GOAL OF THE EXERCISE ->
Write out, precisely and in full, each line of the material.
###
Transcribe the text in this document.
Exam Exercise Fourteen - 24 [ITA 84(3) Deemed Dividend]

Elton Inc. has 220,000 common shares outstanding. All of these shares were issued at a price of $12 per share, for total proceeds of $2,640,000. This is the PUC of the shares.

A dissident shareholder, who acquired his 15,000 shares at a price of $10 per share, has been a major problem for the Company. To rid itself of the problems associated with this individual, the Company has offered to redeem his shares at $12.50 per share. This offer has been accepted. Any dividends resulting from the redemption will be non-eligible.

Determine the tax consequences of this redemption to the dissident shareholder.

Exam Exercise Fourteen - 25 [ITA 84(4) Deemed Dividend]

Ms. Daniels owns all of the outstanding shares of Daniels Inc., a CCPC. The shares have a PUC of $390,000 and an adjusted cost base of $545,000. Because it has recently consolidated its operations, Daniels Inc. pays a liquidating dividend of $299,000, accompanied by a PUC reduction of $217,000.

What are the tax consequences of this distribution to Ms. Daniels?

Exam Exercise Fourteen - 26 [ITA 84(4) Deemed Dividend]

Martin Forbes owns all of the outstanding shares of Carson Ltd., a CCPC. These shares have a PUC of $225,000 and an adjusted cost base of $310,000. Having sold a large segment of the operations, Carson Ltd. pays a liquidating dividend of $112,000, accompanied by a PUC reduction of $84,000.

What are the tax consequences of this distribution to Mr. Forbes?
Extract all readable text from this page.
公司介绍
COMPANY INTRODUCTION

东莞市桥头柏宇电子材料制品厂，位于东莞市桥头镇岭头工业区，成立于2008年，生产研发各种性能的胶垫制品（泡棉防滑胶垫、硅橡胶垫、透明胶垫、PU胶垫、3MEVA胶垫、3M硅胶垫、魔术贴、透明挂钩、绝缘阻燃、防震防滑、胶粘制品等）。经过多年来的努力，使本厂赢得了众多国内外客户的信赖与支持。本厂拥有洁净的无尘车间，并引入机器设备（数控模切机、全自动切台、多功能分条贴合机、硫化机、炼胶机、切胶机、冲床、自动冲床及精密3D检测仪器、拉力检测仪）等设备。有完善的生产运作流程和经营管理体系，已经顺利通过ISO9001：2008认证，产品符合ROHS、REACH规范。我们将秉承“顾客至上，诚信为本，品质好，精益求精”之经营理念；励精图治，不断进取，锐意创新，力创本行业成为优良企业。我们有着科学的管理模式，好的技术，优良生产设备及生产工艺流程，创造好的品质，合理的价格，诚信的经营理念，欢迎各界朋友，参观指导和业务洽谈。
###
TASK RESULT ->
Transcribe the text in this document.
Exam Exercise Fourteen - 24 [ITA 84(3) Deemed Dividend]

Elton Inc. has 220,000 common shares outstanding. All of these shares were issued at a price of $12 per share, for total proceeds of $2,640,000. This is the PUC of the shares.

A dissident shareholder, who acquired his 15,000 shares at a price of $10 per share, has been a major problem for the Company. To rid itself of the problems associated with this individual, the Company has offered to redeem his shares at $12.50 per share. This offer has been accepted. Any dividends resulting from the redemption will be non-eligible.

Determine the tax consequences of this redemption to the dissident shareholder.

Exam Exercise Fourteen - 25 [ITA 84(4) Deemed Dividend]

Ms. Daniels owns all of the outstanding shares of Daniels Inc., a CCPC. The shares have a PUC of $390,000 and an adjusted cost base of $545,000. Because it has recently consolidated its operations, Daniels Inc. pays a liquidating dividend of $299,000, accompanied by a PUC reduction of $217,000.

What are the tax consequences of this distribution to Ms. Daniels?

Exam Exercise Fourteen - 26 [ITA 84(4) Deemed Dividend]

Martin Forbes owns all of the outstanding shares of Carson Ltd., a CCPC. These shares have a PUC of $225,000 and an adjusted cost base of $310,000. Having sold a large segment of the operations, Carson Ltd. pays a liquidating dividend of $112,000, accompanied by a PUC reduction of $84,000.

What are the tax consequences of this distribution to Mr. Forbes?
Extract all readable text from this page.
公司介绍
COMPANY INTRODUCTION

东莞市桥头柏宇电子材料制品厂，位于东莞市桥头镇岭头工业区，成立于2008年，生产研发各种性能的胶垫制品（泡棉防滑胶垫、硅橡胶垫、透明胶垫、PU胶垫、3MEVA胶垫、3M硅胶垫、魔术贴、透明挂钩、绝缘阻燃、防震防滑、胶粘制品等）。经过多年来的努力，使本厂赢得了众多国内外客户的信赖与支持。本厂拥有洁净的无尘车间，并引入机器设备（数控模切机、全自动切台、多功能分条贴合机、硫化机、炼胶机、切胶机、冲床、自动冲床及精密3D检测仪器、拉力检测仪）等设备。有完善的生产运作流程和经营管理体系，已经顺利通过ISO9001：2008认证，产品符合ROHS、REACH规范。我们将秉承“顾客至上，诚信为本，品质好，精益求精”之经营理念；励精图治，不断进取，锐意创新，力创本行业成为优良企业。我们有着科学的管理模式，好的技术，优良生产设备及生产工艺流程，创造好的品质，合理的价格，诚信的经营理念，欢迎各界朋友，参观指导和业务洽谈。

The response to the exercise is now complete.